WRITTEN PROBLEM:
Search the material for the string "page" and copy each line where it occurs.

MATERIAL FOR THIS TASK:
* * * *

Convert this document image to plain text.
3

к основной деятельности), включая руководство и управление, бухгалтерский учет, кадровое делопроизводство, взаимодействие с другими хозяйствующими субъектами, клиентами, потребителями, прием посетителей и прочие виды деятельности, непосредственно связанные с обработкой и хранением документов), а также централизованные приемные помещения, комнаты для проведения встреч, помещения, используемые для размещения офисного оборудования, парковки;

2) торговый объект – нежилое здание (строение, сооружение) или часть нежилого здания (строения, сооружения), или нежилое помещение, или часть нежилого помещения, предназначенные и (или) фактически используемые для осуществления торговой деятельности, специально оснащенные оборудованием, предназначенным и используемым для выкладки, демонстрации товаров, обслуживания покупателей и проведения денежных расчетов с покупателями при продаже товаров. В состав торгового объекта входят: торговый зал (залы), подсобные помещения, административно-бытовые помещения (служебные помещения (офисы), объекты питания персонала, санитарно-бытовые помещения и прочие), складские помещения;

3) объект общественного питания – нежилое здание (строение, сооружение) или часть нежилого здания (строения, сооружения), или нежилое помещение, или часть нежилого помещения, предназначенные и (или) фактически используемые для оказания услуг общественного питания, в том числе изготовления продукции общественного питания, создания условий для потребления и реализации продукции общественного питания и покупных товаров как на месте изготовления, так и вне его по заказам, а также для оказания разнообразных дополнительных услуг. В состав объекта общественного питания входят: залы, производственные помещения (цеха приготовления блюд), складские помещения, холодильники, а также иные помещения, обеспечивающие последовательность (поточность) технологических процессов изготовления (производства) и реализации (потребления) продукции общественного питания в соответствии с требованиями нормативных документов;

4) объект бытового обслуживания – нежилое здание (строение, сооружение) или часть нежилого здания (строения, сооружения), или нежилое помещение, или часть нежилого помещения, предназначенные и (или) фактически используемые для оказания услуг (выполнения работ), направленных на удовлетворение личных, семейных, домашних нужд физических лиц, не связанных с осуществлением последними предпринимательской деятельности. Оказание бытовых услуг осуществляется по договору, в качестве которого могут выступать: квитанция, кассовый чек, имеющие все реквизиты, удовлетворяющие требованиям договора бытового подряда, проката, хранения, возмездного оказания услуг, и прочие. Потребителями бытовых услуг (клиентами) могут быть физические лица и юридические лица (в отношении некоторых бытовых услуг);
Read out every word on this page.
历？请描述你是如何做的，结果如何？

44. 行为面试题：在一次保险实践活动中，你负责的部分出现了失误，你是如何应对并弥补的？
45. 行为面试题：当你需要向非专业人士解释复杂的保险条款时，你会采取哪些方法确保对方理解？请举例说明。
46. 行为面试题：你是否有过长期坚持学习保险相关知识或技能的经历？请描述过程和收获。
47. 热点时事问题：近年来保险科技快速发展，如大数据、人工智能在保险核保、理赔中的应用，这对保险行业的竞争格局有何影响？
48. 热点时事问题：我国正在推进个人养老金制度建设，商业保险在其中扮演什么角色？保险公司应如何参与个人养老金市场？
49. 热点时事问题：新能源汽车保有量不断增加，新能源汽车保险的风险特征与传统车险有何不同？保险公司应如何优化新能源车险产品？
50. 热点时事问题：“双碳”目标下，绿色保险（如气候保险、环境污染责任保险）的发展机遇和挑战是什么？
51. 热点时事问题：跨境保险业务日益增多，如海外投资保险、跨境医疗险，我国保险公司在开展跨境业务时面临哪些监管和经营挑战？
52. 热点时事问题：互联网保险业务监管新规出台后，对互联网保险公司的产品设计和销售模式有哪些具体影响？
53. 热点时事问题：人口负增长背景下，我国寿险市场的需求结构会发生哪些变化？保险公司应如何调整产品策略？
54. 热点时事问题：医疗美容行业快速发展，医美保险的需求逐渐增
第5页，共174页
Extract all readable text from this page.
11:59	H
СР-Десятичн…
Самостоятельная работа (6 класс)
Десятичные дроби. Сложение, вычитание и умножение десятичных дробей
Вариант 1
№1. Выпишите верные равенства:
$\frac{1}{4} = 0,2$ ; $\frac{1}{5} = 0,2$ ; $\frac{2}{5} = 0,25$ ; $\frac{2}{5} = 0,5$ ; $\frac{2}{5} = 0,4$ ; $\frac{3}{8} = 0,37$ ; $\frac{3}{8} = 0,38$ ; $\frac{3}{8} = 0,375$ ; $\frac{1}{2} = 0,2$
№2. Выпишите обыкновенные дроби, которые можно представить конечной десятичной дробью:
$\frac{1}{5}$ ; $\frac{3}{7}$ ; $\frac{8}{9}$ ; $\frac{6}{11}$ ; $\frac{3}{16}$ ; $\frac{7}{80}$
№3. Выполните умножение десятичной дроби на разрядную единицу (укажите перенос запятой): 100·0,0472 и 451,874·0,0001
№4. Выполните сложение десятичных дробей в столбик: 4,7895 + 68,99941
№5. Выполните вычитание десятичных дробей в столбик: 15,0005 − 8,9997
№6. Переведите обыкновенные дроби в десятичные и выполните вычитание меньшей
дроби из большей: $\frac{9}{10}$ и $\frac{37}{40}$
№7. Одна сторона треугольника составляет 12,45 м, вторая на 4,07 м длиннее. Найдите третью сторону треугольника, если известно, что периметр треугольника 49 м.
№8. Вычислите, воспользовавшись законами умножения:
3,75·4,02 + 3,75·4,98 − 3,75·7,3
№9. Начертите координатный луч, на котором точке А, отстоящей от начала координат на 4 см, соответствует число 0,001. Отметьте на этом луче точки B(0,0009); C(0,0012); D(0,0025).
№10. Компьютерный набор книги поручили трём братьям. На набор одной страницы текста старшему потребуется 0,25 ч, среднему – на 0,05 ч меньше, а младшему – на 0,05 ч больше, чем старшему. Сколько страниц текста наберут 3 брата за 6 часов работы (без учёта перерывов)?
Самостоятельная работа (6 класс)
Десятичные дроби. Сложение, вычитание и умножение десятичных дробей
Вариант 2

* * * *

RESULT:
Read out every word on this page.
Extract all readable text from this page.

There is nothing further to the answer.